Dataset entries:
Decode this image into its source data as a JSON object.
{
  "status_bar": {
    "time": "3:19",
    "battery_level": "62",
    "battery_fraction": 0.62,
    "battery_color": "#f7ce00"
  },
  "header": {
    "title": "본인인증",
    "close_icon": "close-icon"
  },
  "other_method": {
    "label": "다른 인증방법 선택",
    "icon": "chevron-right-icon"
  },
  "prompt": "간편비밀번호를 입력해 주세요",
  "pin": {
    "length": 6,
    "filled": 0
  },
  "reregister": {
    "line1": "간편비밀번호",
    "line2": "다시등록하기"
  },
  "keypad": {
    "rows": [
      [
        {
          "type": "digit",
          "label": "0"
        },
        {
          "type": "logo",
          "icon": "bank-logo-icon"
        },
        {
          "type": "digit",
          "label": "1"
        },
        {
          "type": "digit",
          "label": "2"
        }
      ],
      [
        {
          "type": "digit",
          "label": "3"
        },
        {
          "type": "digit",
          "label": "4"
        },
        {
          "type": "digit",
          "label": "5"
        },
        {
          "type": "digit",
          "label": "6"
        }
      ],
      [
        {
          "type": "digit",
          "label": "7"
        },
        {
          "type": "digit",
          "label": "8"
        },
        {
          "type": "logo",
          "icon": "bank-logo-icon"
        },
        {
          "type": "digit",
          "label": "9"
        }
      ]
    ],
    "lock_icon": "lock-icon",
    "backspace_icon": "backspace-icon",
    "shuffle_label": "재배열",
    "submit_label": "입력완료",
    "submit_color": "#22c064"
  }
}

• [GOAL] Reproduce the listing in full. Keep it exactly as written.

• [ANSWER TO THE TASK]
Decode this image into its source data as a JSON object.
{
  "status_bar": {
    "time": "3:19",
    "battery_level": "62",
    "battery_fraction": 0.62,
    "battery_color": "#f7ce00"
  },
  "header": {
    "title": "본인인증",
    "close_icon": "close-icon"
  },
  "other_method": {
    "label": "다른 인증방법 선택",
    "icon": "chevron-right-icon"
  },
  "prompt": "간편비밀번호를 입력해 주세요",
  "pin": {
    "length": 6,
    "filled": 0
  },
  "reregister": {
    "line1": "간편비밀번호",
    "line2": "다시등록하기"
  },
  "keypad": {
    "rows": [
      [
        {
          "type": "digit",
          "label": "0"
        },
        {
          "type": "logo",
          "icon": "bank-logo-icon"
        },
        {
          "type": "digit",
          "label": "1"
        },
        {
          "type": "digit",
          "label": "2"
        }
      ],
      [
        {
          "type": "digit",
          "label": "3"
        },
        {
          "type": "digit",
          "label": "4"
        },
        {
          "type": "digit",
          "label": "5"
        },
        {
          "type": "digit",
          "label": "6"
        }
      ],
      [
        {
          "type": "digit",
          "label": "7"
        },
        {
          "type": "digit",
          "label": "8"
        },
        {
          "type": "logo",
          "icon": "bank-logo-icon"
        },
        {
          "type": "digit",
          "label": "9"
        }
      ]
    ],
    "lock_icon": "lock-icon",
    "backspace_icon": "backspace-icon",
    "shuffle_label": "재배열",
    "submit_label": "입력완료",
    "submit_color": "#22c064"
  }
}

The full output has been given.